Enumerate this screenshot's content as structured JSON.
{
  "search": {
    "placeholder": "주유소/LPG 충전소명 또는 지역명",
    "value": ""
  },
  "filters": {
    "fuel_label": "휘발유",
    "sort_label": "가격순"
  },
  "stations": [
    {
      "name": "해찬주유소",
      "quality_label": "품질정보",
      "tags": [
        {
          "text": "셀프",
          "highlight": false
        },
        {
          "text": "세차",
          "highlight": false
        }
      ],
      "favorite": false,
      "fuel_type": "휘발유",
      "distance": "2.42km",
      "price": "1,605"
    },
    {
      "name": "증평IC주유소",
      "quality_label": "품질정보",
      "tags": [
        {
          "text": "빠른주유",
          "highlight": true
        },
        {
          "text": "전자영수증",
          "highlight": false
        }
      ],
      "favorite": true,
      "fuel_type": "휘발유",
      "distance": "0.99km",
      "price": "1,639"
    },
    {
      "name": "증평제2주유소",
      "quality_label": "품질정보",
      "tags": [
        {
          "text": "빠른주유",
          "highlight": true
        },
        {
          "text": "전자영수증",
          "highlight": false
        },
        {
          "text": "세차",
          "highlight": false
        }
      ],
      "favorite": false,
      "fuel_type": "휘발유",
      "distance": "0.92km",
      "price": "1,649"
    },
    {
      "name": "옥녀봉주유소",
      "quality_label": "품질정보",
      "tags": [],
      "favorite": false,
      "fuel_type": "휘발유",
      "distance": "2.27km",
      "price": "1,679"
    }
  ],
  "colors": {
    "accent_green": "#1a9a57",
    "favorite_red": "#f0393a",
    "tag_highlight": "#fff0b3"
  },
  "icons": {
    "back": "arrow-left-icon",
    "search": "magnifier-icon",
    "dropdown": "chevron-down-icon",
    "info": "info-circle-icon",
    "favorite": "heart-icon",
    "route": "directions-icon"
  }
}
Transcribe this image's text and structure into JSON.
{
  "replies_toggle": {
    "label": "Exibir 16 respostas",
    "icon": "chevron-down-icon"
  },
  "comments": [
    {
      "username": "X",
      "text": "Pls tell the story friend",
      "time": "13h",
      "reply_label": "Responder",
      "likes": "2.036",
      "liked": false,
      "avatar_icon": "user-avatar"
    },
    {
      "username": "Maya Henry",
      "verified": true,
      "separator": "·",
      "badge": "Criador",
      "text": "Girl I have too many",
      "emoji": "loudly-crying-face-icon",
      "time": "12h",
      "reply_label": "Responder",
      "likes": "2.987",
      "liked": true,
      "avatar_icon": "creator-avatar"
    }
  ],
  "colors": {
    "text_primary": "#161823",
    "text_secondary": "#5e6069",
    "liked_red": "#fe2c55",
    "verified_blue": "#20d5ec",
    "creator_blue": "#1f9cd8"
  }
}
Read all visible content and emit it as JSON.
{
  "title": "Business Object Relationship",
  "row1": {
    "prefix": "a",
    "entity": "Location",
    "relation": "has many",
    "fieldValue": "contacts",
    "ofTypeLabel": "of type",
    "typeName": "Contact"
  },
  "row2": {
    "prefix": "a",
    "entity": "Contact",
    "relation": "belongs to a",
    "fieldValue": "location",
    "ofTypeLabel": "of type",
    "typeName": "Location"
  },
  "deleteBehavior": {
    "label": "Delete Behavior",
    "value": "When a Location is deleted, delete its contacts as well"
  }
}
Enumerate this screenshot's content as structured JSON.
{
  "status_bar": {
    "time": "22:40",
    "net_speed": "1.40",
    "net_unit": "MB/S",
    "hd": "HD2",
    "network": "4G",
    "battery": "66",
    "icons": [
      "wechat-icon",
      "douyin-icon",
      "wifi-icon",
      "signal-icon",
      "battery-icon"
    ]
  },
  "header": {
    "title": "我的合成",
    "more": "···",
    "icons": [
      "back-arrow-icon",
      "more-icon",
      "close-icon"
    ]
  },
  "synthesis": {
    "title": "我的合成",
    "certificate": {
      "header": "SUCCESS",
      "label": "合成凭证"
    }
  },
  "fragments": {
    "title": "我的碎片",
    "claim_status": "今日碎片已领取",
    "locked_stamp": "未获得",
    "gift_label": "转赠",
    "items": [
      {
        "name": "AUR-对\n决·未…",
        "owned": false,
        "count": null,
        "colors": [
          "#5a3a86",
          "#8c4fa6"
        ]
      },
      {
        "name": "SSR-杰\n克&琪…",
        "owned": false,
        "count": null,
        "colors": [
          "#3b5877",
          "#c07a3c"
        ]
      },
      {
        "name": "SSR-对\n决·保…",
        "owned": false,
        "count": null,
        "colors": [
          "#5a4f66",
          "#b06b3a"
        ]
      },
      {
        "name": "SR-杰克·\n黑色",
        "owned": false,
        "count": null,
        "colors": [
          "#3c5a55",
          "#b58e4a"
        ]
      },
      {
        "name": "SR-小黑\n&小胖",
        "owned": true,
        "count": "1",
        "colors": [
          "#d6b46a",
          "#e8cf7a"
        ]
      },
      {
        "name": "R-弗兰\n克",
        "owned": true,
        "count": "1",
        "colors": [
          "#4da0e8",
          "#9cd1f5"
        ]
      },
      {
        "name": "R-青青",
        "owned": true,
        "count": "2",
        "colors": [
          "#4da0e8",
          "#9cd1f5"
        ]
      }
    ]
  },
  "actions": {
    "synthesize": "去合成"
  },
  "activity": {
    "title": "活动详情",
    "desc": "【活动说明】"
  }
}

• [Work instructions]:
Copy the data above in full, character for character.

• [Final result]:
Enumerate this screenshot's content as structured JSON.
{
  "search": {
    "placeholder": "주유소/LPG 충전소명 또는 지역명",
    "value": ""
  },
  "filters": {
    "fuel_label": "휘발유",
    "sort_label": "가격순"
  },
  "stations": [
    {
      "name": "해찬주유소",
      "quality_label": "품질정보",
      "tags": [
        {
          "text": "셀프",
          "highlight": false
        },
        {
          "text": "세차",
          "highlight": false
        }
      ],
      "favorite": false,
      "fuel_type": "휘발유",
      "distance": "2.42km",
      "price": "1,605"
    },
    {
      "name": "증평IC주유소",
      "quality_label": "품질정보",
      "tags": [
        {
          "text": "빠른주유",
          "highlight": true
        },
        {
          "text": "전자영수증",
          "highlight": false
        }
      ],
      "favorite": true,
      "fuel_type": "휘발유",
      "distance": "0.99km",
      "price": "1,639"
    },
    {
      "name": "증평제2주유소",
      "quality_label": "품질정보",
      "tags": [
        {
          "text": "빠른주유",
          "highlight": true
        },
        {
          "text": "전자영수증",
          "highlight": false
        },
        {
          "text": "세차",
          "highlight": false
        }
      ],
      "favorite": false,
      "fuel_type": "휘발유",
      "distance": "0.92km",
      "price": "1,649"
    },
    {
      "name": "옥녀봉주유소",
      "quality_label": "품질정보",
      "tags": [],
      "favorite": false,
      "fuel_type": "휘발유",
      "distance": "2.27km",
      "price": "1,679"
    }
  ],
  "colors": {
    "accent_green": "#1a9a57",
    "favorite_red": "#f0393a",
    "tag_highlight": "#fff0b3"
  },
  "icons": {
    "back": "arrow-left-icon",
    "search": "magnifier-icon",
    "dropdown": "chevron-down-icon",
    "info": "info-circle-icon",
    "favorite": "heart-icon",
    "route": "directions-icon"
  }
}
Transcribe this image's text and structure into JSON.
{
  "replies_toggle": {
    "label": "Exibir 16 respostas",
    "icon": "chevron-down-icon"
  },
  "comments": [
    {
      "username": "X",
      "text": "Pls tell the story friend",
      "time": "13h",
      "reply_label": "Responder",
      "likes": "2.036",
      "liked": false,
      "avatar_icon": "user-avatar"
    },
    {
      "username": "Maya Henry",
      "verified": true,
      "separator": "·",
      "badge": "Criador",
      "text": "Girl I have too many",
      "emoji": "loudly-crying-face-icon",
      "time": "12h",
      "reply_label": "Responder",
      "likes": "2.987",
      "liked": true,
      "avatar_icon": "creator-avatar"
    }
  ],
  "colors": {
    "text_primary": "#161823",
    "text_secondary": "#5e6069",
    "liked_red": "#fe2c55",
    "verified_blue": "#20d5ec",
    "creator_blue": "#1f9cd8"
  }
}
Read all visible content and emit it as JSON.
{
  "title": "Business Object Relationship",
  "row1": {
    "prefix": "a",
    "entity": "Location",
    "relation": "has many",
    "fieldValue": "contacts",
    "ofTypeLabel": "of type",
    "typeName": "Contact"
  },
  "row2": {
    "prefix": "a",
    "entity": "Contact",
    "relation": "belongs to a",
    "fieldValue": "location",
    "ofTypeLabel": "of type",
    "typeName": "Location"
  },
  "deleteBehavior": {
    "label": "Delete Behavior",
    "value": "When a Location is deleted, delete its contacts as well"
  }
}
Enumerate this screenshot's content as structured JSON.
{
  "status_bar": {
    "time": "22:40",
    "net_speed": "1.40",
    "net_unit": "MB/S",
    "hd": "HD2",
    "network": "4G",
    "battery": "66",
    "icons": [
      "wechat-icon",
      "douyin-icon",
      "wifi-icon",
      "signal-icon",
      "battery-icon"
    ]
  },
  "header": {
    "title": "我的合成",
    "more": "···",
    "icons": [
      "back-arrow-icon",
      "more-icon",
      "close-icon"
    ]
  },
  "synthesis": {
    "title": "我的合成",
    "certificate": {
      "header": "SUCCESS",
      "label": "合成凭证"
    }
  },
  "fragments": {
    "title": "我的碎片",
    "claim_status": "今日碎片已领取",
    "locked_stamp": "未获得",
    "gift_label": "转赠",
    "items": [
      {
        "name": "AUR-对\n决·未…",
        "owned": false,
        "count": null,
        "colors": [
          "#5a3a86",
          "#8c4fa6"
        ]
      },
      {
        "name": "SSR-杰\n克&琪…",
        "owned": false,
        "count": null,
        "colors": [
          "#3b5877",
          "#c07a3c"
        ]
      },
      {
        "name": "SSR-对\n决·保…",
        "owned": false,
        "count": null,
        "colors": [
          "#5a4f66",
          "#b06b3a"
        ]
      },
      {
        "name": "SR-杰克·\n黑色",
        "owned": false,
        "count": null,
        "colors": [
          "#3c5a55",
          "#b58e4a"
        ]
      },
      {
        "name": "SR-小黑\n&小胖",
        "owned": true,
        "count": "1",
        "colors": [
          "#d6b46a",
          "#e8cf7a"
        ]
      },
      {
        "name": "R-弗兰\n克",
        "owned": true,
        "count": "1",
        "colors": [
          "#4da0e8",
          "#9cd1f5"
        ]
      },
      {
        "name": "R-青青",
        "owned": true,
        "count": "2",
        "colors": [
          "#4da0e8",
          "#9cd1f5"
        ]
      }
    ]
  },
  "actions": {
    "synthesize": "去合成"
  },
  "activity": {
    "title": "活动详情",
    "desc": "【活动说明】"
  }
}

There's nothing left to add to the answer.